## Erforderliche Aktion
Geben Sie aus dem Text über openSpace die Passage von „Wer sich für“ bis einschließlich „in Ausbildung sind.“ wortgetreu wieder.

## Bereitgestellter Text

Wer sich für eine Teilnahme an openSpace entscheidet, profitiert aber nicht nur von differenziertem Feedback. Alle Auftretenden erhalten ausserdem kostenfreies Foto- und Videomaterial ihrer Präsentation. openSpace ist damit ein vielseitiges Förderinstrument sowohl für etablierte Tanzschaffende, als auch für solche, die erst beginnen, in der Tanzwelt Fuss zu fassen oder noch in Ausbildung sind.

Erfasste Daten
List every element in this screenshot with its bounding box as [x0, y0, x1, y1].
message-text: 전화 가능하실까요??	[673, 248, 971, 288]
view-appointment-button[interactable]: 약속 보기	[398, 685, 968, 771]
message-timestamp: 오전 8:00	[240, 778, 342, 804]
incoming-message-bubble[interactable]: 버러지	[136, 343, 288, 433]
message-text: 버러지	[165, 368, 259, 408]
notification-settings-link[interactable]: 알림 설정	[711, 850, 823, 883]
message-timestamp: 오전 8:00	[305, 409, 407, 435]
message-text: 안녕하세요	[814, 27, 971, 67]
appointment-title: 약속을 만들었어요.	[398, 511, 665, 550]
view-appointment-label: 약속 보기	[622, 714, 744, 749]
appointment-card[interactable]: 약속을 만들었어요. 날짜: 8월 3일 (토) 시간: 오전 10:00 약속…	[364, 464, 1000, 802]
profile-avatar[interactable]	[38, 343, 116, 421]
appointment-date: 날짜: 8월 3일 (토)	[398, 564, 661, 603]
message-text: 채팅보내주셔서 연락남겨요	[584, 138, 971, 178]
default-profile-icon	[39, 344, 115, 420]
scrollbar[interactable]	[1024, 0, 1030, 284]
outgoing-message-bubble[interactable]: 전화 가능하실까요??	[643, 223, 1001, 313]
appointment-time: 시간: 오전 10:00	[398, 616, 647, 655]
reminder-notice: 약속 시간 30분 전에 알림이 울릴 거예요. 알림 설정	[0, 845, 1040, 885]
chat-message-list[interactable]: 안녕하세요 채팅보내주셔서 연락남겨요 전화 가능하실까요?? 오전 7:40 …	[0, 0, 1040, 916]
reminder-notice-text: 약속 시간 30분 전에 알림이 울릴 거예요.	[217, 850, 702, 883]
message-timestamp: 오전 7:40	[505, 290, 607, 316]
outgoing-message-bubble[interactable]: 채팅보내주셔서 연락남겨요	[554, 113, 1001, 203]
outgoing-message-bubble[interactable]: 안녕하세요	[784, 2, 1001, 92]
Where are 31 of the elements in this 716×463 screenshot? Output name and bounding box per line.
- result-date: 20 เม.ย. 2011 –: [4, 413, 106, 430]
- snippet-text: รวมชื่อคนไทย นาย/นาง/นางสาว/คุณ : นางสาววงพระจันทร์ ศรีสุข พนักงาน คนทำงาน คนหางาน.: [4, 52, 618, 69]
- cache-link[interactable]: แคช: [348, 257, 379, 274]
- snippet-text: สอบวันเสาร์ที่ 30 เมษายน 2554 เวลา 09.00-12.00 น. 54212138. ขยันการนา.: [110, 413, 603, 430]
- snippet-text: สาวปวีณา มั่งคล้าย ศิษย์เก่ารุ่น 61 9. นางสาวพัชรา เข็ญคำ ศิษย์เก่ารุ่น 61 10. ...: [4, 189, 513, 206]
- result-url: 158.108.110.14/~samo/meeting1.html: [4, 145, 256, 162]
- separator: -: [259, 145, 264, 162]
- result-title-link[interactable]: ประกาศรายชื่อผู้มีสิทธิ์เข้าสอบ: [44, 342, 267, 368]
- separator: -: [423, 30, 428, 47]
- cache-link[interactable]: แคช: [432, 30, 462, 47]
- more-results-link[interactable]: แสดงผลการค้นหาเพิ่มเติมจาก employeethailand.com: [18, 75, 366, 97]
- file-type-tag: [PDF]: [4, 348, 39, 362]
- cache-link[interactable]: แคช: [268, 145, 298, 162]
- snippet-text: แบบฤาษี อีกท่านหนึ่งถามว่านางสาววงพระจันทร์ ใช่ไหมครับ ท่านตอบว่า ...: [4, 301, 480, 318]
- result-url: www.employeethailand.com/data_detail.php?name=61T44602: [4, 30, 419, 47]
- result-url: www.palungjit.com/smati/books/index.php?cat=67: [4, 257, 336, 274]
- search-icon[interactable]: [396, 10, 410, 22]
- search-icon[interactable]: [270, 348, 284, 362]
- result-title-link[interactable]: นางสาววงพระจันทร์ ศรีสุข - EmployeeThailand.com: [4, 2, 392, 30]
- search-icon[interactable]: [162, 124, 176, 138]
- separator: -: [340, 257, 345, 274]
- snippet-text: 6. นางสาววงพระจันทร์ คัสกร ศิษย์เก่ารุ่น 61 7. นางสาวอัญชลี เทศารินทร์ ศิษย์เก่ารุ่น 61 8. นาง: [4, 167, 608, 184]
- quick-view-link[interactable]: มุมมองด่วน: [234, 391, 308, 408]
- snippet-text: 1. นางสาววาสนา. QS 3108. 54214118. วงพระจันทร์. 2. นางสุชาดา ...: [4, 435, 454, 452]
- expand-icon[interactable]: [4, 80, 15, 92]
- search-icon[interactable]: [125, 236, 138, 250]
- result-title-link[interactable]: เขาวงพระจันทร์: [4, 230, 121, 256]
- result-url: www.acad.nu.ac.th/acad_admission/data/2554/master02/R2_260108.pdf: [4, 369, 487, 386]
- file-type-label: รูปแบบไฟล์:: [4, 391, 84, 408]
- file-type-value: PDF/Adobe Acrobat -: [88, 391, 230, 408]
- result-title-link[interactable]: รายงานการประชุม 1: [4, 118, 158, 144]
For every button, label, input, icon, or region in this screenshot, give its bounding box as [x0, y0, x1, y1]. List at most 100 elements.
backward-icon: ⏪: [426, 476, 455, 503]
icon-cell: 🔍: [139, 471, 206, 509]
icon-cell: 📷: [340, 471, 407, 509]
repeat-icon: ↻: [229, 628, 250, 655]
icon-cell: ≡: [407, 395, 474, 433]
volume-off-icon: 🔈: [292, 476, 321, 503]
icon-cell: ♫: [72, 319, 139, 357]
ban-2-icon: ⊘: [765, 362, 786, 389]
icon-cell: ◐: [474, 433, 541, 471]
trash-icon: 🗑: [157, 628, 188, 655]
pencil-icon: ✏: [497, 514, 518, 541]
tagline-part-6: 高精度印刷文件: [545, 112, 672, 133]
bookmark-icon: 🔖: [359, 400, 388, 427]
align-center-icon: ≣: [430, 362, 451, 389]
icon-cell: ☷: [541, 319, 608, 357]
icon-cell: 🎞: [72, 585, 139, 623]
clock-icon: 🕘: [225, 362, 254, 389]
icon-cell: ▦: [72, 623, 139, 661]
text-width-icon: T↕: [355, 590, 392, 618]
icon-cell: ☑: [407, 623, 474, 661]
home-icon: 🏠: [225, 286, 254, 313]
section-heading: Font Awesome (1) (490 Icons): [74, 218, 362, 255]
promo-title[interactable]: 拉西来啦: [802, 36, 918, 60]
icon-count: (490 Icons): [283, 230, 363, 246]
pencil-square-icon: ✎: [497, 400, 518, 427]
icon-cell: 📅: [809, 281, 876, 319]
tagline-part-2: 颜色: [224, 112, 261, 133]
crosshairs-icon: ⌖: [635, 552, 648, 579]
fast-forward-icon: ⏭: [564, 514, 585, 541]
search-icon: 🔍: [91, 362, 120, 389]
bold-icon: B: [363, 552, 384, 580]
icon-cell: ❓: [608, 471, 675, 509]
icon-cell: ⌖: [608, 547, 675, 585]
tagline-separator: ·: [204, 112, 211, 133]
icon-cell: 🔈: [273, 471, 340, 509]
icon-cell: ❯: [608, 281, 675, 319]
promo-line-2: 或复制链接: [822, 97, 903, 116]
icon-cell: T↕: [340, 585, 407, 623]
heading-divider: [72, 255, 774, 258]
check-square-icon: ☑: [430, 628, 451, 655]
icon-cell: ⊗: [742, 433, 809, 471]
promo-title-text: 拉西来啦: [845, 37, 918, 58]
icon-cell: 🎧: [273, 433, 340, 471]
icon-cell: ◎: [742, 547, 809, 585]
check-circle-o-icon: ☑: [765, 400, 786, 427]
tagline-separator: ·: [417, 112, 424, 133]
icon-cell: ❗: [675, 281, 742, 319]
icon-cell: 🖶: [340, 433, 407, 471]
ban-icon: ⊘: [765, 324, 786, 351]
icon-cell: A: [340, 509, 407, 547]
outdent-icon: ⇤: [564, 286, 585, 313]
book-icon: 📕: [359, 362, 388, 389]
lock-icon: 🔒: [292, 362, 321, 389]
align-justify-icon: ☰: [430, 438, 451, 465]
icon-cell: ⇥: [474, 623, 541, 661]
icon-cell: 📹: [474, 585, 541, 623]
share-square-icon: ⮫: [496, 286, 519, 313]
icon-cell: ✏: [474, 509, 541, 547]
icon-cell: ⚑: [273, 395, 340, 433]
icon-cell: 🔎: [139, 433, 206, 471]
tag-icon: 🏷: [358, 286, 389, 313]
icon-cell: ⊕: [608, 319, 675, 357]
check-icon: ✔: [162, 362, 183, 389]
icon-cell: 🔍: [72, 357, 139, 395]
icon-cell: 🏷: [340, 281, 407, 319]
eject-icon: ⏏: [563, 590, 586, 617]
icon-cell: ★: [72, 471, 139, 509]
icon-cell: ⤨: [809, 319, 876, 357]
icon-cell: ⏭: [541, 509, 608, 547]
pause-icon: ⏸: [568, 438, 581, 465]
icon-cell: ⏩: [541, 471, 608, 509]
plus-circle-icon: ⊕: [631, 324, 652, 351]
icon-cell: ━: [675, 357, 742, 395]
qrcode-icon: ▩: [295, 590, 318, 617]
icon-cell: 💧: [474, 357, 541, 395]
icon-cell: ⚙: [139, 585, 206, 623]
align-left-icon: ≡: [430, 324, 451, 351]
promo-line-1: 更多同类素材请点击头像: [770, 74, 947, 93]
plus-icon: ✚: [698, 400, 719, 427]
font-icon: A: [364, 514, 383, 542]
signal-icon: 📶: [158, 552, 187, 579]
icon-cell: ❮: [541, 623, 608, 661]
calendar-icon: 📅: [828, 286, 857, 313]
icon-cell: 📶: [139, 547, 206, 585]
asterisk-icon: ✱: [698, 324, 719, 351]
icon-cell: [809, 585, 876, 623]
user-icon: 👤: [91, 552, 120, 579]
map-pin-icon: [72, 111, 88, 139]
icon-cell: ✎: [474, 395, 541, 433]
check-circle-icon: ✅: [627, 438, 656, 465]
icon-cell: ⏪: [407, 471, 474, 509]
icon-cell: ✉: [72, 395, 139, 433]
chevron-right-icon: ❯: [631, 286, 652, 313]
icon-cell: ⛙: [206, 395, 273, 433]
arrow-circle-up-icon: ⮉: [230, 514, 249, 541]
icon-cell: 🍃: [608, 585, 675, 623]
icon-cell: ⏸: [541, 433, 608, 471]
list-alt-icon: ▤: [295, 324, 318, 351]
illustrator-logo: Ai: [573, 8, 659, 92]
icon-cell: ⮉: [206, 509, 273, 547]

## Musterlösung
Wer sich für eine Teilnahme an openSpace entscheidet, profitiert aber nicht nur von differenziertem Feedback. Alle Auftretenden erhalten ausserdem kostenfreies Foto- und Videomaterial ihrer Präsentation. openSpace ist damit ein vielseitiges Förderinstrument sowohl für etablierte Tanzschaffende, als auch für solche, die erst beginnen, in der Tanzwelt Fuss zu fassen oder noch in Ausbildung sind.